* BEGIN *

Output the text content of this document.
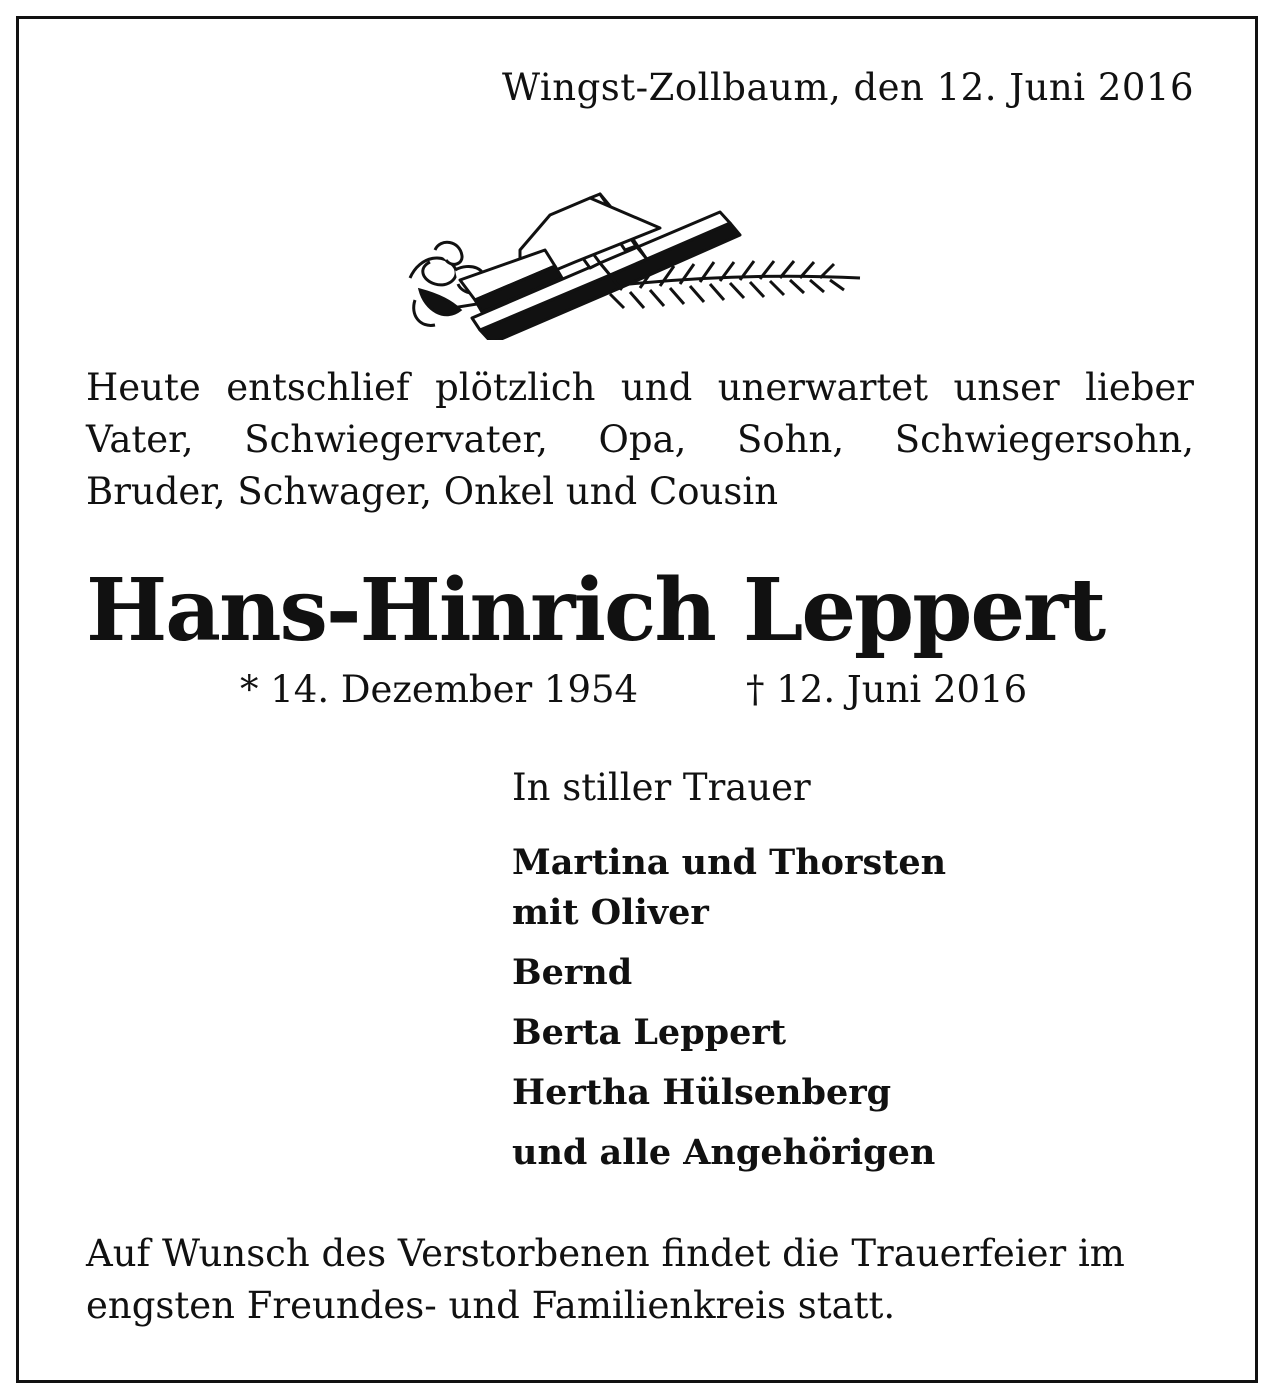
Wingst-Zollbaum, den 12. Juni 2016
Heute entschlief plötzlich und unerwartet unser lieber
Vater, Schwiegervater, Opa, Sohn, Schwiegersohn,
Bruder, Schwager, Onkel und Cousin
Hans-Hinrich Leppert
* 14. Dezember 1954	† 12. Juni 2016
In stiller Trauer
Martina und Thorsten
mit Oliver
Bernd
Berta Leppert
Hertha Hülsenberg
und alle Angehörigen
Auf Wunsch des Verstorbenen findet die Trauerfeier im
engsten Freundes- und Familienkreis statt.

* END *

Give the data again exactly as written, with all pictures left out.

Output the text content of this document.
Wingst-Zollbaum, den 12. Juni 2016
Heute entschlief plötzlich und unerwartet unser lieber
Vater, Schwiegervater, Opa, Sohn, Schwiegersohn,
Bruder, Schwager, Onkel und Cousin
Hans-Hinrich Leppert
* 14. Dezember 1954	† 12. Juni 2016
In stiller Trauer
Martina und Thorsten
mit Oliver
Bernd
Berta Leppert
Hertha Hülsenberg
und alle Angehörigen
Auf Wunsch des Verstorbenen findet die Trauerfeier im
engsten Freundes- und Familienkreis statt.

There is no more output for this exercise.